Records about charts and figures:
[start]
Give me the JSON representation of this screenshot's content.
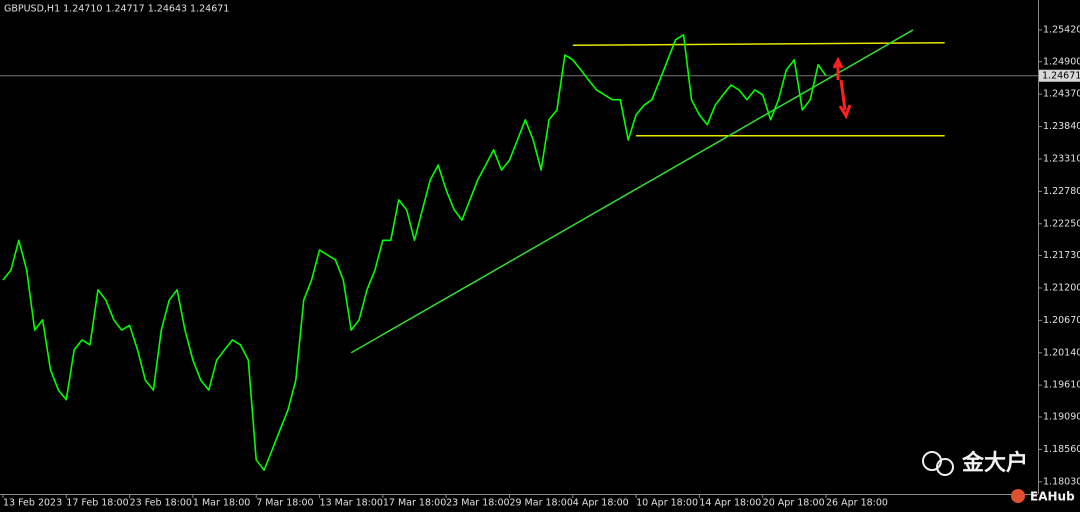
{
  "chart_data": {
    "type": "line",
    "title": "GBPUSD,H1  1.24710 1.24717 1.24643 1.24671",
    "color": "#00ff00",
    "categories": [
      "13 Feb 2023",
      null,
      null,
      null,
      null,
      null,
      null,
      null,
      "17 Feb 18:00",
      null,
      null,
      null,
      null,
      null,
      null,
      null,
      "23 Feb 18:00",
      null,
      null,
      null,
      null,
      null,
      null,
      null,
      "1 Mar 18:00",
      null,
      null,
      null,
      null,
      null,
      null,
      null,
      "7 Mar 18:00",
      null,
      null,
      null,
      null,
      null,
      null,
      null,
      "13 Mar 18:00",
      null,
      null,
      null,
      null,
      null,
      null,
      null,
      "17 Mar 18:00",
      null,
      null,
      null,
      null,
      null,
      null,
      null,
      "23 Mar 18:00",
      null,
      null,
      null,
      null,
      null,
      null,
      null,
      "29 Mar 18:00",
      null,
      null,
      null,
      null,
      null,
      null,
      null,
      "4 Apr 18:00",
      null,
      null,
      null,
      null,
      null,
      null,
      null,
      "10 Apr 18:00",
      null,
      null,
      null,
      null,
      null,
      null,
      null,
      "14 Apr 18:00",
      null,
      null,
      null,
      null,
      null,
      null,
      null,
      "20 Apr 18:00",
      null,
      null,
      null,
      null,
      null,
      null,
      null,
      "26 Apr 18:00"
    ],
    "values": [
      1.2133,
      1.2149,
      1.2198,
      1.2149,
      1.2051,
      1.2068,
      1.1986,
      1.1953,
      1.1937,
      1.2019,
      1.2035,
      1.2027,
      1.2117,
      1.21,
      1.2068,
      1.2051,
      1.2059,
      1.2019,
      1.1969,
      1.1953,
      1.2051,
      1.21,
      1.2117,
      1.2051,
      1.2002,
      1.1969,
      1.1953,
      1.2002,
      1.2019,
      1.2035,
      1.2027,
      1.2002,
      1.1839,
      1.1822,
      1.1855,
      1.1888,
      1.192,
      1.1969,
      1.21,
      1.2133,
      1.2182,
      1.2174,
      1.2166,
      1.2133,
      1.2051,
      1.2068,
      1.2117,
      1.2149,
      1.2198,
      1.2198,
      1.2264,
      1.2248,
      1.2198,
      1.2248,
      1.2297,
      1.2321,
      1.228,
      1.2248,
      1.2231,
      1.2264,
      1.2297,
      1.2321,
      1.2346,
      1.2313,
      1.2329,
      1.2362,
      1.2395,
      1.2362,
      1.2313,
      1.2395,
      1.2411,
      1.2501,
      1.2493,
      1.2477,
      1.246,
      1.2444,
      1.2436,
      1.2428,
      1.2428,
      1.2362,
      1.2403,
      1.2419,
      1.2428,
      1.246,
      1.2493,
      1.2526,
      1.2534,
      1.2428,
      1.2403,
      1.2387,
      1.2419,
      1.2436,
      1.2452,
      1.2444,
      1.2428,
      1.2444,
      1.2436,
      1.2395,
      1.2428,
      1.2477,
      1.2493,
      1.2411,
      1.2428,
      1.2485,
      1.24671
    ],
    "ylim": [
      1.1783,
      1.2591
    ],
    "yticks": [
      {
        "value": 1.1803,
        "label": "1.18030"
      },
      {
        "value": 1.1856,
        "label": "1.18560"
      },
      {
        "value": 1.1909,
        "label": "1.19090"
      },
      {
        "value": 1.1961,
        "label": "1.19610"
      },
      {
        "value": 1.2014,
        "label": "1.20140"
      },
      {
        "value": 1.2067,
        "label": "1.20670"
      },
      {
        "value": 1.212,
        "label": "1.21200"
      },
      {
        "value": 1.2173,
        "label": "1.21730"
      },
      {
        "value": 1.2225,
        "label": "1.22250"
      },
      {
        "value": 1.2278,
        "label": "1.22780"
      },
      {
        "value": 1.2331,
        "label": "1.23310"
      },
      {
        "value": 1.2384,
        "label": "1.23840"
      },
      {
        "value": 1.2437,
        "label": "1.24370"
      },
      {
        "value": 1.249,
        "label": "1.24900"
      },
      {
        "value": 1.2542,
        "label": "1.25420"
      }
    ],
    "last_price": {
      "value": 1.24671,
      "label": "1.24671"
    },
    "grid": false,
    "trend_lines": [
      {
        "color": "#e6e600",
        "start": [
          72,
          1.2517
        ],
        "end": [
          119,
          1.2521
        ]
      },
      {
        "color": "#e6e600",
        "start": [
          80,
          1.2369
        ],
        "end": [
          119,
          1.2369
        ]
      },
      {
        "color": "#33dd33",
        "start": [
          44,
          1.2014
        ],
        "end": [
          115,
          1.2542
        ]
      }
    ],
    "watermarks": [
      "金大户",
      "EAHub"
    ]
  }
}
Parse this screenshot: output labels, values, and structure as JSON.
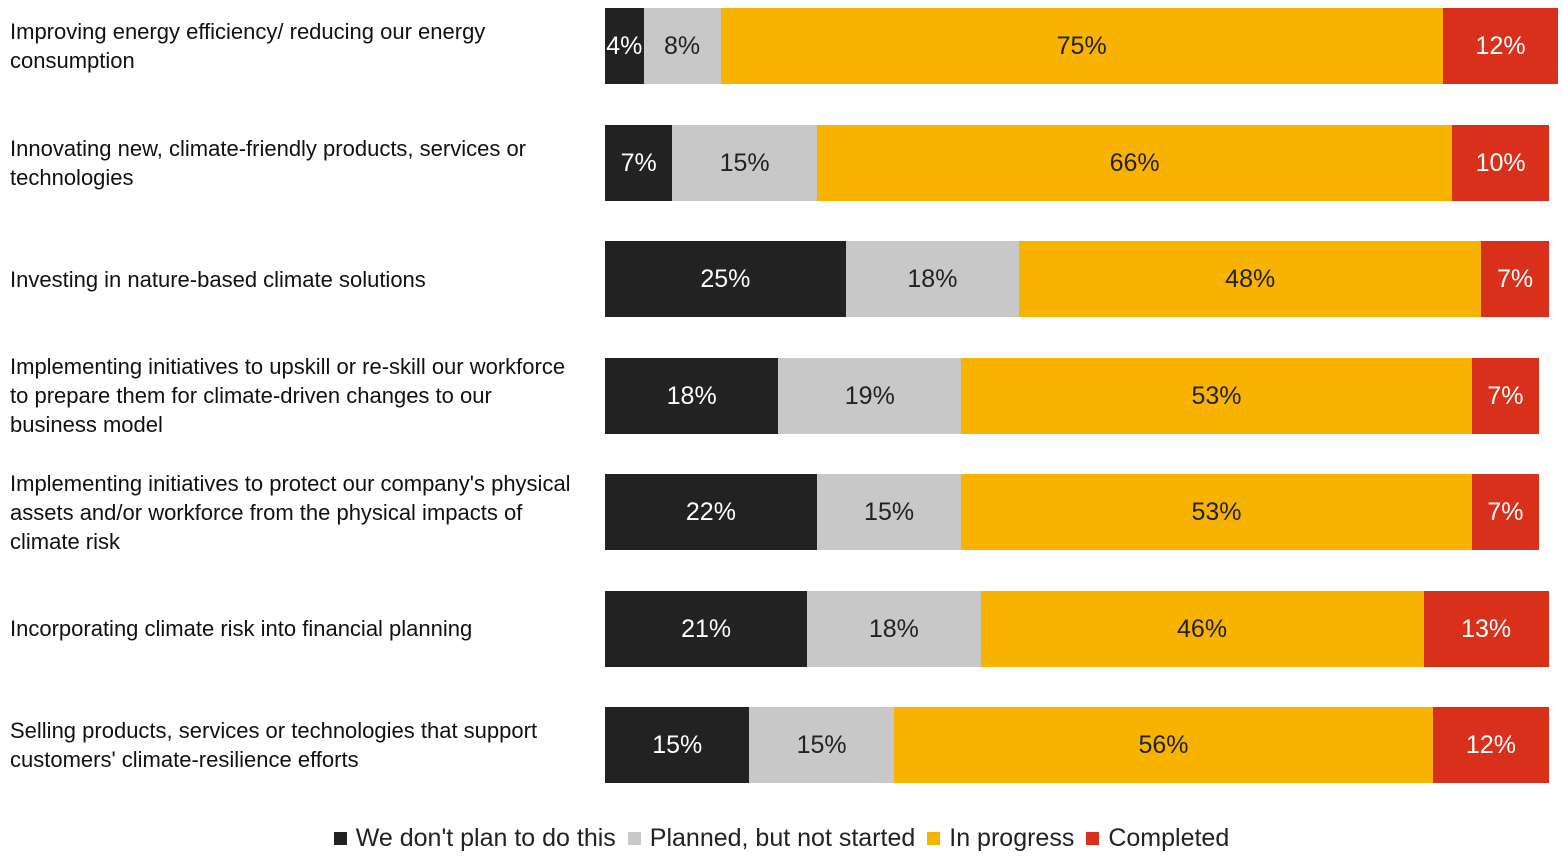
{
  "chart_data": {
    "type": "stacked-bar-horizontal",
    "categories": [
      "Improving energy efficiency/ reducing our energy consumption",
      "Innovating new, climate-friendly products, services or technologies",
      "Investing in nature-based climate solutions",
      "Implementing initiatives to upskill or re-skill our workforce to prepare them for climate-driven changes to our business model",
      "Implementing initiatives to protect our company's physical assets and/or workforce from the physical impacts of climate risk",
      "Incorporating climate risk into financial planning",
      "Selling products, services or technologies that support customers' climate-resilience efforts"
    ],
    "series": [
      {
        "name": "We don't plan to do this",
        "color": "#222222",
        "values": [
          4,
          7,
          25,
          18,
          22,
          21,
          15
        ],
        "value_labels": [
          "4%",
          "7%",
          "25%",
          "18%",
          "22%",
          "21%",
          "15%"
        ]
      },
      {
        "name": "Planned, but not started",
        "color": "#c8c8c8",
        "values": [
          8,
          15,
          18,
          19,
          15,
          18,
          15
        ],
        "value_labels": [
          "8%",
          "15%",
          "18%",
          "19%",
          "15%",
          "18%",
          "15%"
        ]
      },
      {
        "name": "In progress",
        "color": "#f8b300",
        "values": [
          75,
          66,
          48,
          53,
          53,
          46,
          56
        ],
        "value_labels": [
          "75%",
          "66%",
          "48%",
          "53%",
          "53%",
          "46%",
          "56%"
        ]
      },
      {
        "name": "Completed",
        "color": "#d9301c",
        "values": [
          12,
          10,
          7,
          7,
          7,
          13,
          12
        ],
        "value_labels": [
          "12%",
          "10%",
          "7%",
          "7%",
          "7%",
          "13%",
          "12%"
        ]
      }
    ],
    "legend": "bottom"
  }
}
[end]
## Written exercise
In the records above, find each line with the word "initiatives" and copy it.

## Solved exercise
      "Implementing initiatives to upskill or re-skill our workforce to prepare them for climate-driven changes to our business model",
      "Implementing initiatives to protect our company's physical assets and/or workforce from the physical impacts of climate risk",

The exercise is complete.